Figure contents as structured data
↓
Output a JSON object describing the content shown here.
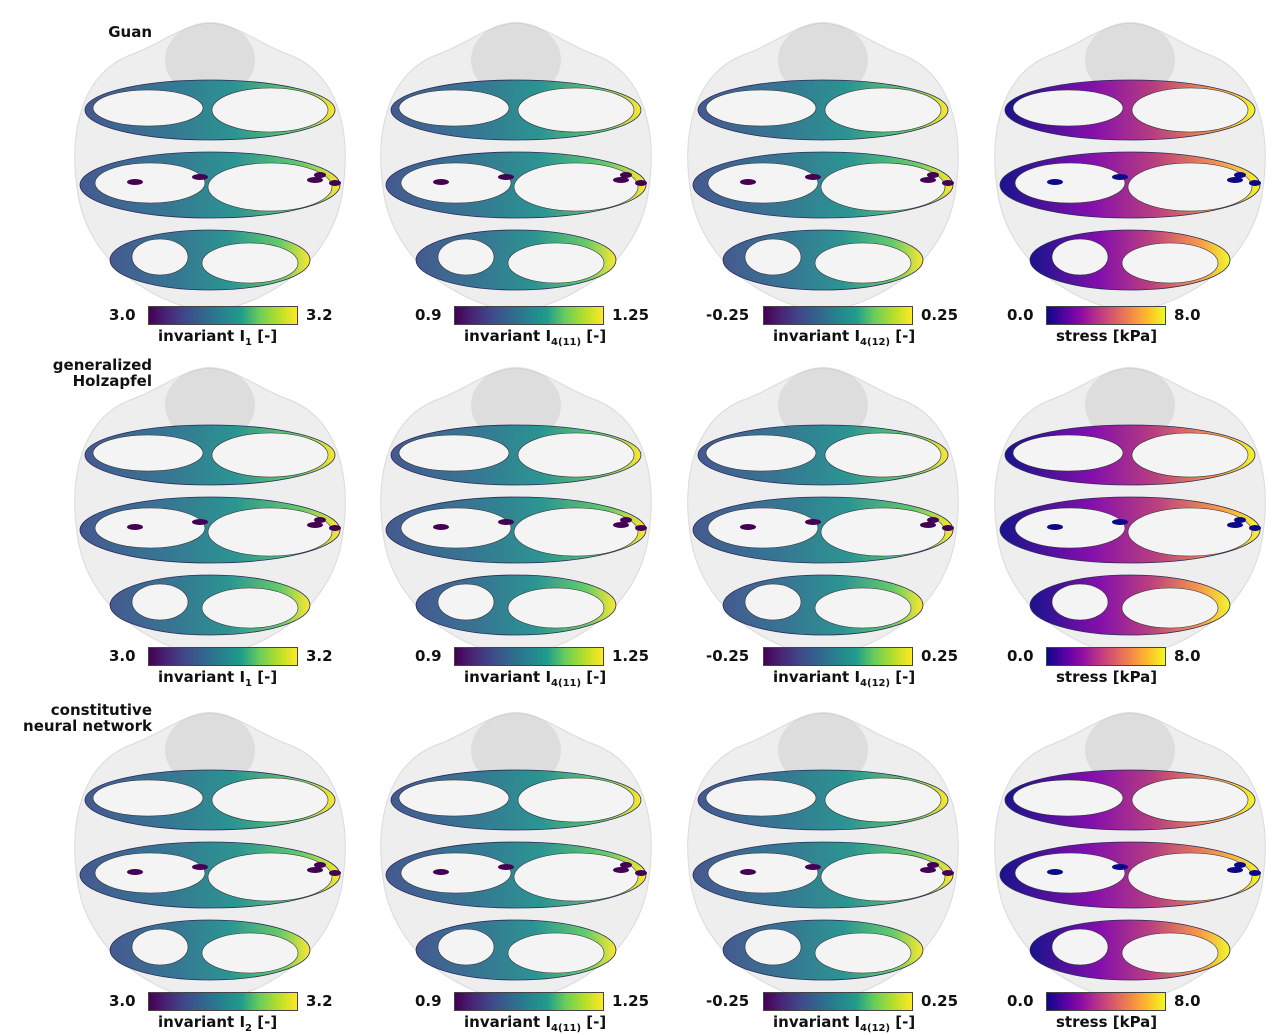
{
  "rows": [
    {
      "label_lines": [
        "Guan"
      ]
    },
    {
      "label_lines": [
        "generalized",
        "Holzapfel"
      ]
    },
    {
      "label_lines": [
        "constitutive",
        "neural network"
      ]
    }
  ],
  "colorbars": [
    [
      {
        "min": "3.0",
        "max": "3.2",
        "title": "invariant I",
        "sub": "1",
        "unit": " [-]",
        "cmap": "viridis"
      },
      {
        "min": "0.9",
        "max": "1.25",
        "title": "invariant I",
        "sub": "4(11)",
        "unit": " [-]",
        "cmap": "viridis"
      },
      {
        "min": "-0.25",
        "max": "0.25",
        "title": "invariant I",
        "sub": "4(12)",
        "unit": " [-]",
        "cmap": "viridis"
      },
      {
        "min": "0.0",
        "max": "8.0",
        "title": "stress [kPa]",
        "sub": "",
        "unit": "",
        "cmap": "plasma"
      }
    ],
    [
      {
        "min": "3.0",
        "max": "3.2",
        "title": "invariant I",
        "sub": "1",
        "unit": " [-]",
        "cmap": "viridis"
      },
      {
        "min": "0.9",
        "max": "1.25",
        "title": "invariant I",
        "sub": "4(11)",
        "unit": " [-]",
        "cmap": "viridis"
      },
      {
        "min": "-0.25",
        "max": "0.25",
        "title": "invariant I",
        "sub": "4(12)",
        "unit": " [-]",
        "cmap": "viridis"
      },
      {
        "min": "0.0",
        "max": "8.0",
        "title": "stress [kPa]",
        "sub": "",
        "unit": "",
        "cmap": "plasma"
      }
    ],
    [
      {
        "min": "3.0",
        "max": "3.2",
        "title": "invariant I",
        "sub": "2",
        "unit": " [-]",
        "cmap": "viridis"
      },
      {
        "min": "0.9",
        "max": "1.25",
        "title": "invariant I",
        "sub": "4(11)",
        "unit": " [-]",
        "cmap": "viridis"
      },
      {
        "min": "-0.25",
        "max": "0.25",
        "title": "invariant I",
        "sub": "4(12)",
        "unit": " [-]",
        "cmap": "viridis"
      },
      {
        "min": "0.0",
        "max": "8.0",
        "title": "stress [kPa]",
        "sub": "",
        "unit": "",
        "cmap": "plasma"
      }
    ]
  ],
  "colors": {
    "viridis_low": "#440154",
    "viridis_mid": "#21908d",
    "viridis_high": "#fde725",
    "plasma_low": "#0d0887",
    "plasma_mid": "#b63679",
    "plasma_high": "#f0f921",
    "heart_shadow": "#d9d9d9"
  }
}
↑
Brief → Output the lines above in full and exactly as given, omitting any pictures.

Answer to the exercise →
Output a JSON object describing the content shown here.
{
  "rows": [
    {
      "label_lines": [
        "Guan"
      ]
    },
    {
      "label_lines": [
        "generalized",
        "Holzapfel"
      ]
    },
    {
      "label_lines": [
        "constitutive",
        "neural network"
      ]
    }
  ],
  "colorbars": [
    [
      {
        "min": "3.0",
        "max": "3.2",
        "title": "invariant I",
        "sub": "1",
        "unit": " [-]",
        "cmap": "viridis"
      },
      {
        "min": "0.9",
        "max": "1.25",
        "title": "invariant I",
        "sub": "4(11)",
        "unit": " [-]",
        "cmap": "viridis"
      },
      {
        "min": "-0.25",
        "max": "0.25",
        "title": "invariant I",
        "sub": "4(12)",
        "unit": " [-]",
        "cmap": "viridis"
      },
      {
        "min": "0.0",
        "max": "8.0",
        "title": "stress [kPa]",
        "sub": "",
        "unit": "",
        "cmap": "plasma"
      }
    ],
    [
      {
        "min": "3.0",
        "max": "3.2",
        "title": "invariant I",
        "sub": "1",
        "unit": " [-]",
        "cmap": "viridis"
      },
      {
        "min": "0.9",
        "max": "1.25",
        "title": "invariant I",
        "sub": "4(11)",
        "unit": " [-]",
        "cmap": "viridis"
      },
      {
        "min": "-0.25",
        "max": "0.25",
        "title": "invariant I",
        "sub": "4(12)",
        "unit": " [-]",
        "cmap": "viridis"
      },
      {
        "min": "0.0",
        "max": "8.0",
        "title": "stress [kPa]",
        "sub": "",
        "unit": "",
        "cmap": "plasma"
      }
    ],
    [
      {
        "min": "3.0",
        "max": "3.2",
        "title": "invariant I",
        "sub": "2",
        "unit": " [-]",
        "cmap": "viridis"
      },
      {
        "min": "0.9",
        "max": "1.25",
        "title": "invariant I",
        "sub": "4(11)",
        "unit": " [-]",
        "cmap": "viridis"
      },
      {
        "min": "-0.25",
        "max": "0.25",
        "title": "invariant I",
        "sub": "4(12)",
        "unit": " [-]",
        "cmap": "viridis"
      },
      {
        "min": "0.0",
        "max": "8.0",
        "title": "stress [kPa]",
        "sub": "",
        "unit": "",
        "cmap": "plasma"
      }
    ]
  ],
  "colors": {
    "viridis_low": "#440154",
    "viridis_mid": "#21908d",
    "viridis_high": "#fde725",
    "plasma_low": "#0d0887",
    "plasma_mid": "#b63679",
    "plasma_high": "#f0f921",
    "heart_shadow": "#d9d9d9"
  }
}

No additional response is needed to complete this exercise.